> [WORKING DATA]
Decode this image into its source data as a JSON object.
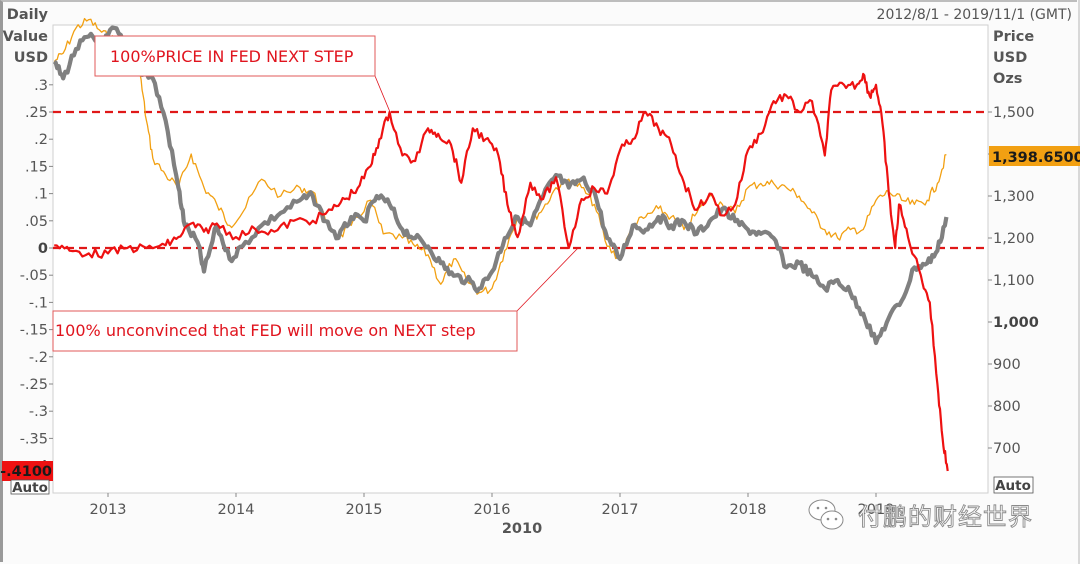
{
  "chart_data": {
    "type": "line",
    "date_range_label": "2012/8/1 - 2019/11/1 (GMT)",
    "xlabel": "2010",
    "x_ticks": [
      "2013",
      "2014",
      "2015",
      "2016",
      "2017",
      "2018",
      "2019"
    ],
    "x_range": [
      2012.58,
      2019.84
    ],
    "left_axis": {
      "title": [
        "Daily",
        "Value",
        "USD"
      ],
      "ticks": [
        ".3",
        ".25",
        ".2",
        ".15",
        ".1",
        ".05",
        "0",
        "-.05",
        "-.1",
        "-.15",
        "-.2",
        "-.25",
        "-.3",
        "-.35",
        "-.4"
      ],
      "tick_values": [
        0.3,
        0.25,
        0.2,
        0.15,
        0.1,
        0.05,
        0,
        -0.05,
        -0.1,
        -0.15,
        -0.2,
        -0.25,
        -0.3,
        -0.35,
        -0.4
      ],
      "bold_tick": "0",
      "range": [
        -0.45,
        0.41
      ],
      "current_value_label": "-.4100",
      "current_value_color": "#ee1111",
      "scale_mode": "Auto"
    },
    "right_axis": {
      "title": [
        "Price",
        "USD",
        "Ozs"
      ],
      "ticks": [
        "1,500",
        "1,400",
        "1,300",
        "1,200",
        "1,100",
        "1,000",
        "900",
        "800",
        "700"
      ],
      "tick_values": [
        1500,
        1400,
        1300,
        1200,
        1100,
        1000,
        900,
        800,
        700
      ],
      "bold_tick": "1,000",
      "range": [
        620,
        1710
      ],
      "current_value_label": "1,398.6500",
      "current_value_color": "#f2a012",
      "scale_mode": "Auto"
    },
    "reference_lines": [
      {
        "axis": "left",
        "value": 0.25,
        "color": "#e01818",
        "style": "dashed"
      },
      {
        "axis": "left",
        "value": 0,
        "color": "#e01818",
        "style": "dashed"
      }
    ],
    "series": [
      {
        "name": "Daily value (left axis)",
        "axis": "left",
        "color": "#ee1111",
        "points": [
          [
            2012.58,
            0.005
          ],
          [
            2012.7,
            -0.005
          ],
          [
            2012.85,
            -0.01
          ],
          [
            2013.0,
            -0.01
          ],
          [
            2013.15,
            0.0
          ],
          [
            2013.3,
            0.0
          ],
          [
            2013.45,
            0.005
          ],
          [
            2013.55,
            0.02
          ],
          [
            2013.65,
            0.045
          ],
          [
            2013.75,
            0.03
          ],
          [
            2013.85,
            0.045
          ],
          [
            2014.0,
            0.02
          ],
          [
            2014.15,
            0.035
          ],
          [
            2014.3,
            0.03
          ],
          [
            2014.45,
            0.05
          ],
          [
            2014.6,
            0.05
          ],
          [
            2014.75,
            0.07
          ],
          [
            2014.85,
            0.09
          ],
          [
            2014.95,
            0.11
          ],
          [
            2015.05,
            0.15
          ],
          [
            2015.12,
            0.2
          ],
          [
            2015.2,
            0.25
          ],
          [
            2015.3,
            0.17
          ],
          [
            2015.4,
            0.16
          ],
          [
            2015.5,
            0.22
          ],
          [
            2015.58,
            0.21
          ],
          [
            2015.68,
            0.19
          ],
          [
            2015.76,
            0.12
          ],
          [
            2015.85,
            0.22
          ],
          [
            2015.95,
            0.2
          ],
          [
            2016.05,
            0.17
          ],
          [
            2016.12,
            0.08
          ],
          [
            2016.2,
            0.02
          ],
          [
            2016.3,
            0.12
          ],
          [
            2016.4,
            0.09
          ],
          [
            2016.5,
            0.13
          ],
          [
            2016.6,
            0.0
          ],
          [
            2016.7,
            0.09
          ],
          [
            2016.8,
            0.11
          ],
          [
            2016.9,
            0.1
          ],
          [
            2017.0,
            0.18
          ],
          [
            2017.1,
            0.2
          ],
          [
            2017.2,
            0.25
          ],
          [
            2017.3,
            0.22
          ],
          [
            2017.4,
            0.19
          ],
          [
            2017.5,
            0.12
          ],
          [
            2017.6,
            0.07
          ],
          [
            2017.7,
            0.1
          ],
          [
            2017.8,
            0.06
          ],
          [
            2017.9,
            0.08
          ],
          [
            2018.0,
            0.18
          ],
          [
            2018.1,
            0.21
          ],
          [
            2018.2,
            0.27
          ],
          [
            2018.3,
            0.28
          ],
          [
            2018.4,
            0.25
          ],
          [
            2018.5,
            0.27
          ],
          [
            2018.6,
            0.17
          ],
          [
            2018.65,
            0.29
          ],
          [
            2018.75,
            0.3
          ],
          [
            2018.85,
            0.3
          ],
          [
            2018.9,
            0.32
          ],
          [
            2018.95,
            0.28
          ],
          [
            2019.0,
            0.3
          ],
          [
            2019.05,
            0.23
          ],
          [
            2019.1,
            0.1
          ],
          [
            2019.15,
            0.0
          ],
          [
            2019.18,
            0.08
          ],
          [
            2019.25,
            0.02
          ],
          [
            2019.35,
            -0.05
          ],
          [
            2019.42,
            -0.1
          ],
          [
            2019.48,
            -0.25
          ],
          [
            2019.52,
            -0.35
          ],
          [
            2019.56,
            -0.41
          ]
        ]
      },
      {
        "name": "Gold price (right axis)",
        "axis": "right",
        "color": "#f2a012",
        "points": [
          [
            2012.58,
            1620
          ],
          [
            2012.65,
            1640
          ],
          [
            2012.75,
            1700
          ],
          [
            2012.85,
            1720
          ],
          [
            2012.95,
            1690
          ],
          [
            2013.05,
            1670
          ],
          [
            2013.15,
            1620
          ],
          [
            2013.25,
            1590
          ],
          [
            2013.3,
            1480
          ],
          [
            2013.35,
            1390
          ],
          [
            2013.45,
            1350
          ],
          [
            2013.55,
            1320
          ],
          [
            2013.65,
            1400
          ],
          [
            2013.75,
            1320
          ],
          [
            2013.85,
            1280
          ],
          [
            2013.95,
            1230
          ],
          [
            2014.05,
            1260
          ],
          [
            2014.2,
            1340
          ],
          [
            2014.35,
            1300
          ],
          [
            2014.5,
            1320
          ],
          [
            2014.6,
            1310
          ],
          [
            2014.7,
            1240
          ],
          [
            2014.8,
            1200
          ],
          [
            2014.9,
            1230
          ],
          [
            2015.05,
            1290
          ],
          [
            2015.15,
            1210
          ],
          [
            2015.3,
            1200
          ],
          [
            2015.4,
            1180
          ],
          [
            2015.5,
            1160
          ],
          [
            2015.6,
            1090
          ],
          [
            2015.7,
            1150
          ],
          [
            2015.8,
            1100
          ],
          [
            2015.9,
            1070
          ],
          [
            2016.0,
            1080
          ],
          [
            2016.1,
            1170
          ],
          [
            2016.2,
            1250
          ],
          [
            2016.3,
            1240
          ],
          [
            2016.4,
            1270
          ],
          [
            2016.5,
            1320
          ],
          [
            2016.6,
            1340
          ],
          [
            2016.7,
            1320
          ],
          [
            2016.8,
            1280
          ],
          [
            2016.9,
            1180
          ],
          [
            2017.0,
            1150
          ],
          [
            2017.1,
            1230
          ],
          [
            2017.2,
            1250
          ],
          [
            2017.3,
            1270
          ],
          [
            2017.4,
            1250
          ],
          [
            2017.5,
            1220
          ],
          [
            2017.6,
            1260
          ],
          [
            2017.7,
            1300
          ],
          [
            2017.8,
            1280
          ],
          [
            2017.9,
            1260
          ],
          [
            2018.0,
            1320
          ],
          [
            2018.1,
            1330
          ],
          [
            2018.2,
            1330
          ],
          [
            2018.3,
            1320
          ],
          [
            2018.4,
            1300
          ],
          [
            2018.5,
            1260
          ],
          [
            2018.6,
            1220
          ],
          [
            2018.7,
            1200
          ],
          [
            2018.8,
            1220
          ],
          [
            2018.9,
            1220
          ],
          [
            2019.0,
            1290
          ],
          [
            2019.1,
            1310
          ],
          [
            2019.2,
            1290
          ],
          [
            2019.3,
            1280
          ],
          [
            2019.4,
            1290
          ],
          [
            2019.48,
            1330
          ],
          [
            2019.55,
            1398.65
          ]
        ]
      },
      {
        "name": "Gold price line 2 (right axis)",
        "axis": "right",
        "color": "#808080",
        "points": [
          [
            2012.58,
            1620
          ],
          [
            2012.65,
            1580
          ],
          [
            2012.75,
            1650
          ],
          [
            2012.85,
            1680
          ],
          [
            2012.95,
            1660
          ],
          [
            2013.05,
            1700
          ],
          [
            2013.15,
            1650
          ],
          [
            2013.25,
            1600
          ],
          [
            2013.35,
            1580
          ],
          [
            2013.45,
            1480
          ],
          [
            2013.55,
            1320
          ],
          [
            2013.6,
            1230
          ],
          [
            2013.7,
            1190
          ],
          [
            2013.75,
            1120
          ],
          [
            2013.85,
            1230
          ],
          [
            2013.95,
            1150
          ],
          [
            2014.05,
            1180
          ],
          [
            2014.2,
            1230
          ],
          [
            2014.35,
            1260
          ],
          [
            2014.5,
            1290
          ],
          [
            2014.6,
            1300
          ],
          [
            2014.7,
            1240
          ],
          [
            2014.8,
            1200
          ],
          [
            2014.9,
            1250
          ],
          [
            2015.0,
            1240
          ],
          [
            2015.1,
            1300
          ],
          [
            2015.2,
            1280
          ],
          [
            2015.3,
            1220
          ],
          [
            2015.4,
            1200
          ],
          [
            2015.5,
            1180
          ],
          [
            2015.6,
            1140
          ],
          [
            2015.7,
            1110
          ],
          [
            2015.8,
            1100
          ],
          [
            2015.9,
            1080
          ],
          [
            2016.0,
            1120
          ],
          [
            2016.1,
            1200
          ],
          [
            2016.2,
            1250
          ],
          [
            2016.3,
            1230
          ],
          [
            2016.4,
            1300
          ],
          [
            2016.5,
            1350
          ],
          [
            2016.6,
            1320
          ],
          [
            2016.7,
            1340
          ],
          [
            2016.8,
            1310
          ],
          [
            2016.9,
            1200
          ],
          [
            2017.0,
            1150
          ],
          [
            2017.1,
            1230
          ],
          [
            2017.2,
            1220
          ],
          [
            2017.3,
            1250
          ],
          [
            2017.4,
            1230
          ],
          [
            2017.5,
            1240
          ],
          [
            2017.6,
            1210
          ],
          [
            2017.7,
            1240
          ],
          [
            2017.8,
            1270
          ],
          [
            2017.9,
            1240
          ],
          [
            2018.0,
            1220
          ],
          [
            2018.1,
            1210
          ],
          [
            2018.2,
            1200
          ],
          [
            2018.3,
            1130
          ],
          [
            2018.4,
            1140
          ],
          [
            2018.5,
            1110
          ],
          [
            2018.6,
            1080
          ],
          [
            2018.7,
            1100
          ],
          [
            2018.8,
            1070
          ],
          [
            2018.9,
            1020
          ],
          [
            2019.0,
            950
          ],
          [
            2019.1,
            1010
          ],
          [
            2019.2,
            1050
          ],
          [
            2019.3,
            1130
          ],
          [
            2019.4,
            1140
          ],
          [
            2019.48,
            1170
          ],
          [
            2019.55,
            1250
          ]
        ]
      }
    ],
    "annotations": [
      {
        "text": "100%PRICE IN FED NEXT STEP",
        "points_to": {
          "x": 2015.2,
          "y": 0.25
        },
        "color": "#e0141e"
      },
      {
        "text": "100%  unconvinced that FED will move on NEXT step",
        "points_to": {
          "x": 2016.6,
          "y": 0.0
        },
        "color": "#e0141e"
      }
    ]
  },
  "watermark": {
    "icon": "wechat-icon",
    "text": "付鹏的财经世界"
  }
}
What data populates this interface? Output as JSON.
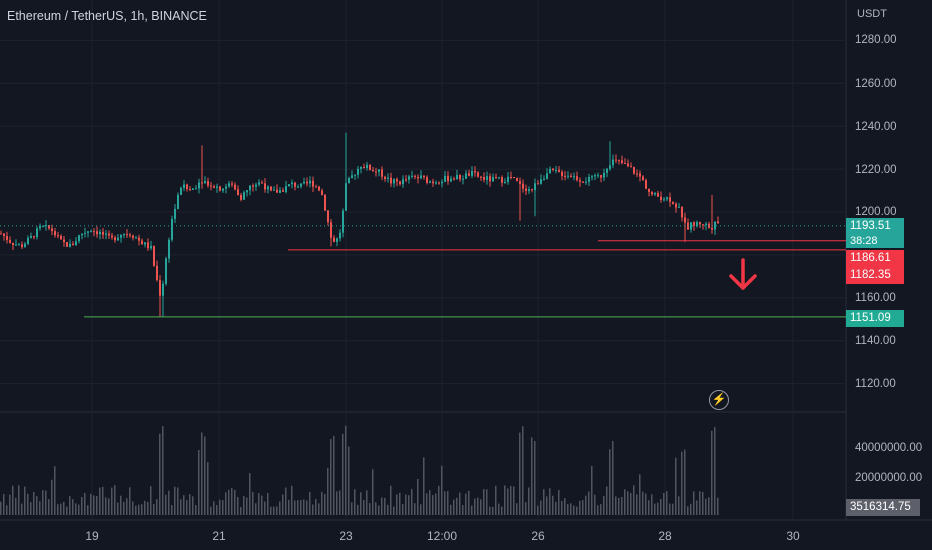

> [TASK INSTRUCTIONS] Search the lines above for the string "text", then show every one that has it.

> [CORRECT RESULT]
        "text": "100%PRICE IN FED NEXT STEP",
        "text": "100%  unconvinced that FED will move on NEXT step",
    "text": "付鹏的财经世界"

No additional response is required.